* **SHORT EXERCISE**
Copy out every line in the entries below that includes "heat".

* **EXERCISE MATERIAL**

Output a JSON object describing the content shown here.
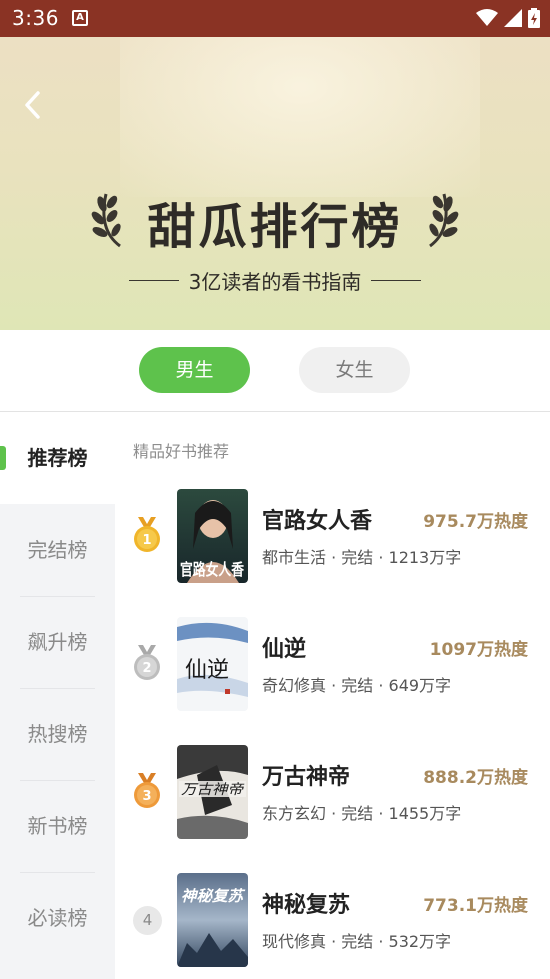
{
  "status_bar": {
    "time": "3:36",
    "notif_glyph": "A"
  },
  "hero": {
    "title": "甜瓜排行榜",
    "subtitle": "3亿读者的看书指南"
  },
  "gender_tabs": [
    {
      "label": "男生",
      "selected": true
    },
    {
      "label": "女生",
      "selected": false
    }
  ],
  "sidebar": {
    "items": [
      {
        "label": "推荐榜",
        "active": true
      },
      {
        "label": "完结榜",
        "active": false
      },
      {
        "label": "飙升榜",
        "active": false
      },
      {
        "label": "热搜榜",
        "active": false
      },
      {
        "label": "新书榜",
        "active": false
      },
      {
        "label": "必读榜",
        "active": false
      }
    ]
  },
  "list": {
    "section_label": "精品好书推荐",
    "books": [
      {
        "rank": "1",
        "title": "官路女人香",
        "heat": "975.7万热度",
        "meta": "都市生活 · 完结 · 1213万字",
        "cover_text": "官路女人香"
      },
      {
        "rank": "2",
        "title": "仙逆",
        "heat": "1097万热度",
        "meta": "奇幻修真 · 完结 · 649万字",
        "cover_text": "仙逆"
      },
      {
        "rank": "3",
        "title": "万古神帝",
        "heat": "888.2万热度",
        "meta": "东方玄幻 · 完结 · 1455万字",
        "cover_text": "万古神帝"
      },
      {
        "rank": "4",
        "title": "神秘复苏",
        "heat": "773.1万热度",
        "meta": "现代修真 · 完结 · 532万字",
        "cover_text": "神秘复苏"
      }
    ]
  },
  "colors": {
    "accent": "#5ec24c",
    "status_bar": "#8a3324",
    "heat": "#a88a5e",
    "medal_gold": "#f0b52a",
    "medal_silver": "#c8c8c8",
    "medal_bronze": "#ee9a3a"
  }
}
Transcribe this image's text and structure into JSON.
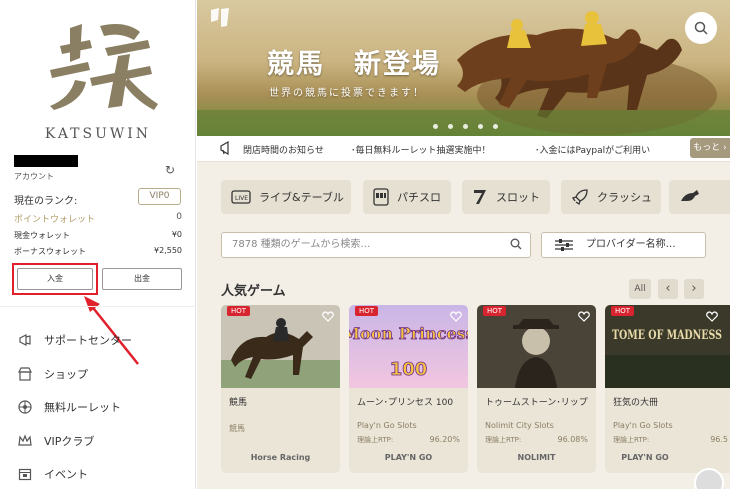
{
  "sidebar": {
    "brand": "KATSUWIN",
    "account_label": "アカウント",
    "rank_label": "現在のランク:",
    "rank_value": "VIP0",
    "point_wallet_label": "ポイントウォレット",
    "point_wallet_value": "0",
    "cash_wallet_label": "現金ウォレット",
    "cash_wallet_value": "¥0",
    "bonus_wallet_label": "ボーナスウォレット",
    "bonus_wallet_value": "¥2,550",
    "deposit_label": "入金",
    "withdraw_label": "出金",
    "nav": [
      {
        "label": "サポートセンター",
        "icon": "megaphone-icon"
      },
      {
        "label": "ショップ",
        "icon": "shop-icon"
      },
      {
        "label": "無料ルーレット",
        "icon": "roulette-icon"
      },
      {
        "label": "VIPクラブ",
        "icon": "crown-icon"
      },
      {
        "label": "イベント",
        "icon": "calendar-icon"
      }
    ],
    "highlight_color": "#e0202a"
  },
  "banner": {
    "title": "競馬　新登場",
    "subtitle": "世界の競馬に投票できます！"
  },
  "ticker": {
    "items": [
      "閉店時間のお知らせ",
      "･毎日無料ルーレット抽選実施中！",
      "･入金にはPaypalがご利用い"
    ],
    "more_label": "もっと ›"
  },
  "categories": [
    {
      "label": "ライブ&テーブル",
      "icon": "live-icon"
    },
    {
      "label": "パチスロ",
      "icon": "slot-machine-icon"
    },
    {
      "label": "スロット",
      "icon": "seven-icon"
    },
    {
      "label": "クラッシュ",
      "icon": "rocket-icon"
    },
    {
      "label": "",
      "icon": "horse-icon"
    }
  ],
  "search": {
    "placeholder": "7878 種類のゲームから検索…",
    "provider_label": "プロバイダー名称…"
  },
  "popular": {
    "title": "人気ゲーム",
    "all_label": "All",
    "prev_label": "‹",
    "next_label": "›",
    "rtp_label": "理論上RTP:",
    "hot_label": "HOT",
    "games": [
      {
        "name": "競馬",
        "provider": "競馬",
        "rtp": "",
        "provider_logo": "Horse Racing"
      },
      {
        "name": "ムーン･プリンセス 100",
        "provider": "Play'n Go Slots",
        "rtp": "96.20%",
        "provider_logo": "PLAY'N GO",
        "art_title": "Moon Princess",
        "art_num": "100"
      },
      {
        "name": "トゥームストーン･リップ",
        "provider": "Nolimit City Slots",
        "rtp": "96.08%",
        "provider_logo": "NOLIMIT"
      },
      {
        "name": "狂気の大冊",
        "provider": "Play'n Go Slots",
        "rtp": "96.5",
        "provider_logo": "PLAY'N GO",
        "art_title": "TOME OF MADNESS"
      }
    ]
  }
}
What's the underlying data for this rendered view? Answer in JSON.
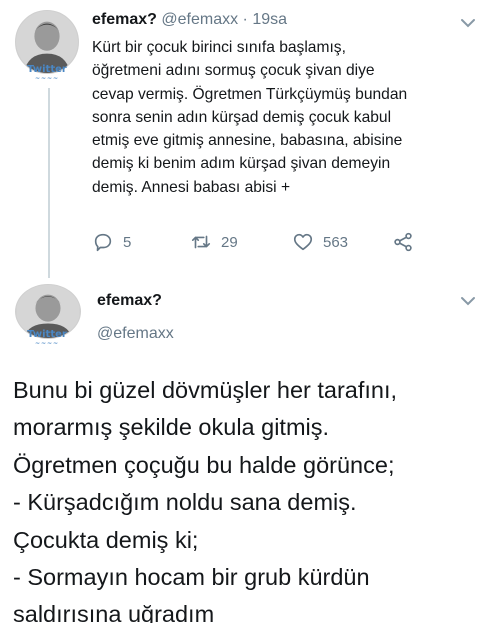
{
  "tweet1": {
    "name": "efemax?",
    "handle": "@efemaxx",
    "separator": "·",
    "time": "19sa",
    "avatar_watermark": "Twitter",
    "body_lines": [
      "Kürt bir çocuk birinci sınıfa başlamış,",
      "öğretmeni adını sormuş çocuk şivan diye",
      "cevap vermiş. Ögretmen Türkçüymüş bundan",
      "sonra senin adın kürşad demiş çocuk kabul",
      "etmiş eve gitmiş annesine, babasına, abisine",
      "demiş ki benim adım kürşad şivan demeyin",
      "demiş. Annesi babası abisi +"
    ],
    "actions": {
      "reply_count": "5",
      "retweet_count": "29",
      "like_count": "563"
    }
  },
  "tweet2": {
    "name": "efemax?",
    "handle": "@efemaxx",
    "avatar_watermark": "Twitter",
    "body_lines": [
      "Bunu bi güzel dövmüşler her tarafını,",
      "morarmış şekilde okula gitmiş.",
      "Ögretmen çoçuğu bu halde görünce;",
      "- Kürşadcığım noldu sana demiş.",
      "Çocukta demiş ki;",
      "- Sormayın hocam bir grub kürdün",
      "saldırısına uğradım"
    ]
  },
  "colors": {
    "text": "#14171a",
    "secondary": "#657786",
    "thread_line": "#cfd9de",
    "watermark": "#4a87c4"
  },
  "icons": [
    "chevron-down-icon",
    "reply-icon",
    "retweet-icon",
    "like-icon",
    "share-icon"
  ]
}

* **EXERCISE SOLUTION**
        "heat": "975.7万热度",
        "heat": "1097万热度",
        "heat": "888.2万热度",
        "heat": "773.1万热度",
    "heat": "#a88a5e",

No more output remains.